* [GOAL] Answer with one number: how many lines have "основание".

— Begin PROVIDED RECORDS —

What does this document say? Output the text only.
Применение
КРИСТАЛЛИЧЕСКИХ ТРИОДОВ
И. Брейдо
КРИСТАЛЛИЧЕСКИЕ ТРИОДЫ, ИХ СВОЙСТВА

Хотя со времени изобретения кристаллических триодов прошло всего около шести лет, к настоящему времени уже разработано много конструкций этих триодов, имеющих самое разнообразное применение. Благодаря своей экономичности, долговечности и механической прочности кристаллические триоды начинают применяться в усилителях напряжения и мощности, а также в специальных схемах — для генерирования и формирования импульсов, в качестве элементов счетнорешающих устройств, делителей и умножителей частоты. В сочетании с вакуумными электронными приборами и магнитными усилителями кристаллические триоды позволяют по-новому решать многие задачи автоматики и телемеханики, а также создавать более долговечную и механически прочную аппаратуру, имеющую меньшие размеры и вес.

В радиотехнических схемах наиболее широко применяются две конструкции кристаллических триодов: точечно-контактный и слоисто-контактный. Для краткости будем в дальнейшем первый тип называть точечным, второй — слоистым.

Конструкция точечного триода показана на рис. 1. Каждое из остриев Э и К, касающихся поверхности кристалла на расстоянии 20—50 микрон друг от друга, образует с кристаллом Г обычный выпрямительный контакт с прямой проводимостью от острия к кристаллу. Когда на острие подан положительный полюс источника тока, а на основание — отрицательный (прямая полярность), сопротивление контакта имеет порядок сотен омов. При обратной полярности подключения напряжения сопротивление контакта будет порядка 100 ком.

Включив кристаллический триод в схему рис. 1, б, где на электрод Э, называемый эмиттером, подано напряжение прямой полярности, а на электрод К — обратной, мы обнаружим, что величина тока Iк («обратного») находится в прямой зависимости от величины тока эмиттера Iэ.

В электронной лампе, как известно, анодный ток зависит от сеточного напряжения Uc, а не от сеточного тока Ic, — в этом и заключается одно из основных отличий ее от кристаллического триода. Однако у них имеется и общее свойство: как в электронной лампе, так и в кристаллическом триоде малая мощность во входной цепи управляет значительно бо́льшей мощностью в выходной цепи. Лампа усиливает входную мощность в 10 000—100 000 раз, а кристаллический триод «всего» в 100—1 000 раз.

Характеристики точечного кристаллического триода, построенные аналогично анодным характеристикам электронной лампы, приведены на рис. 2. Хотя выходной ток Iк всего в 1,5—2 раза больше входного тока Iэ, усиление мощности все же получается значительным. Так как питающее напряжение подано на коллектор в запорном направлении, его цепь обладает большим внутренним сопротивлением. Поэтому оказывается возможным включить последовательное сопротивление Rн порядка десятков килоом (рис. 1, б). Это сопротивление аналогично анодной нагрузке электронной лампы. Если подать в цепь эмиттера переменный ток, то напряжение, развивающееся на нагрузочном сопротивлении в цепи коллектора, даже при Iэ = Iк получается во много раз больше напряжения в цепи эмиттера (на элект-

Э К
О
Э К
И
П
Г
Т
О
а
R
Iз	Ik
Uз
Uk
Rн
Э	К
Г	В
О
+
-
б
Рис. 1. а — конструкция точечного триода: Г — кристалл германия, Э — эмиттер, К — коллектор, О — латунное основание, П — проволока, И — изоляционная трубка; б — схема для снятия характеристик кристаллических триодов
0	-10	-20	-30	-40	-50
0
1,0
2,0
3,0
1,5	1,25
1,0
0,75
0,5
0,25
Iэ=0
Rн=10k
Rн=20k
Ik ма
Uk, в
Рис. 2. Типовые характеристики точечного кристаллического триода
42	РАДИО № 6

— End PROVIDED RECORDS —

* [WORKED ANSWER] 2